* **Problem to solve**
Rewrite the records below, from the line containing "Enumerate the UI" up to and including the line containing "legend-value-no-information: 1.83% —", as a Markdown table with the columns Row and Line, skipping blank lines. Omit the pictures from your table.

* **Data**
****************

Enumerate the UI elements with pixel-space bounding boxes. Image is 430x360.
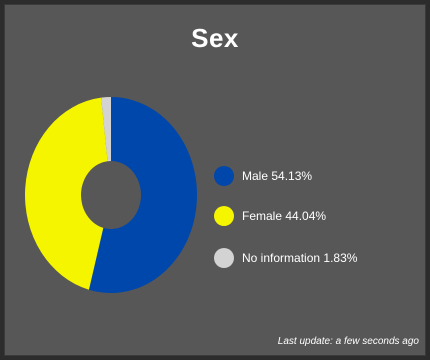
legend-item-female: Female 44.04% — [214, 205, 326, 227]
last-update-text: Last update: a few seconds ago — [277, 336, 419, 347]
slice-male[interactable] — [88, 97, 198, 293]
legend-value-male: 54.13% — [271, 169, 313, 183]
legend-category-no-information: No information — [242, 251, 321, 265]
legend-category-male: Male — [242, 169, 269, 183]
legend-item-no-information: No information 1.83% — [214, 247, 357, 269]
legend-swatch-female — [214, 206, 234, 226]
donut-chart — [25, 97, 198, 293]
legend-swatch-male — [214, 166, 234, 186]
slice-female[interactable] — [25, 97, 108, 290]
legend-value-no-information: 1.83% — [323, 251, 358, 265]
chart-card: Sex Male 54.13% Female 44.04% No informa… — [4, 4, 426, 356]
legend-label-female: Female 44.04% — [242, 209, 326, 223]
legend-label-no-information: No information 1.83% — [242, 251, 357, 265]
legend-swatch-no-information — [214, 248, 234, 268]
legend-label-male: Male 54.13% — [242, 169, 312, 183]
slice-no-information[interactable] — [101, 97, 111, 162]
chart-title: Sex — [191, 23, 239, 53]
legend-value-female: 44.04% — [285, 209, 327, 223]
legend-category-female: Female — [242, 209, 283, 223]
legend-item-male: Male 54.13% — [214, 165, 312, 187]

****************

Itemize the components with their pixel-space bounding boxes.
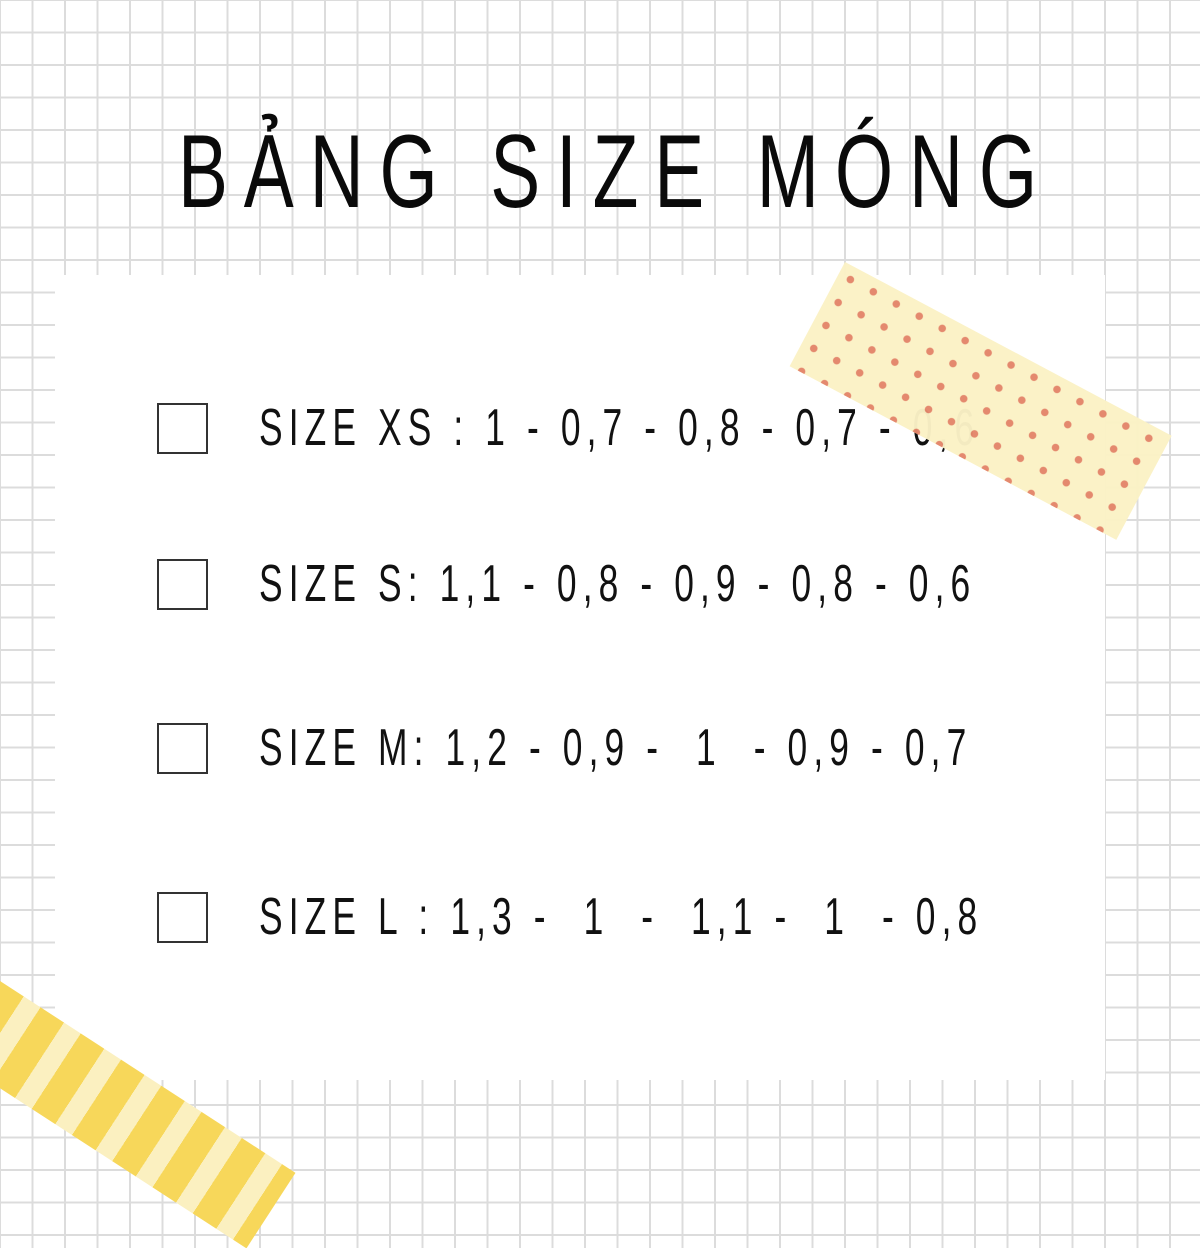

****************

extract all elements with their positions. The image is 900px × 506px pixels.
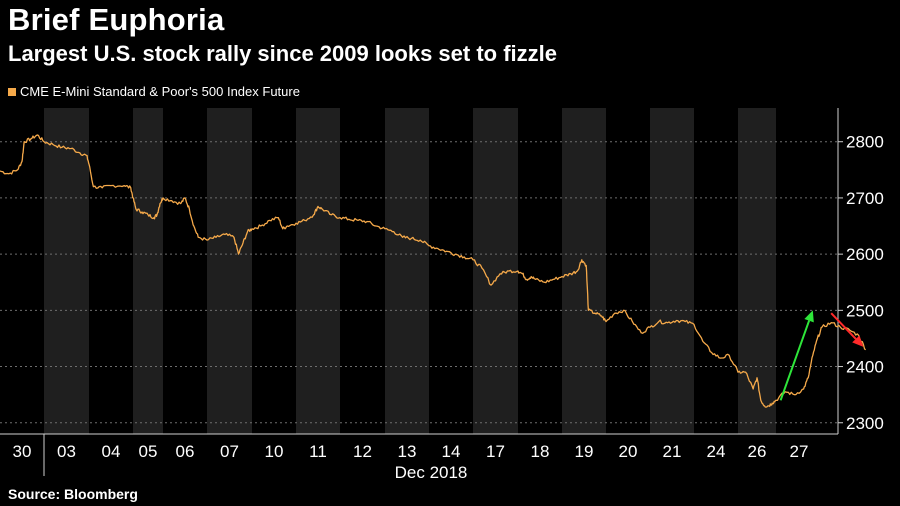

****************

* **Exercise response**
| Row | Line |
|---|---|
| 1 | Enumerate the UI elements with pixel-space bounding boxes. Image is 430x360. |
| 2 | legend-item-female: Female 44.04% — [214, 205, 326, 227] |
| 3 | last-update-text: Last update: a few seconds ago — [277, 336, 419, 347] |
| 4 | slice-male[interactable] — [88, 97, 198, 293] |
| 5 | legend-value-male: 54.13% — [271, 169, 313, 183] |
| 6 | legend-category-no-information: No information — [242, 251, 321, 265] |
| 7 | legend-category-male: Male — [242, 169, 269, 183] |
| 8 | legend-item-no-information: No information 1.83% — [214, 247, 357, 269] |
| 9 | legend-swatch-female — [214, 206, 234, 226] |
| 10 | donut-chart — [25, 97, 198, 293] |
| 11 | legend-swatch-male — [214, 166, 234, 186] |
| 12 | slice-female[interactable] — [25, 97, 108, 290] |
| 13 | legend-value-no-information: 1.83% — [323, 251, 358, 265] |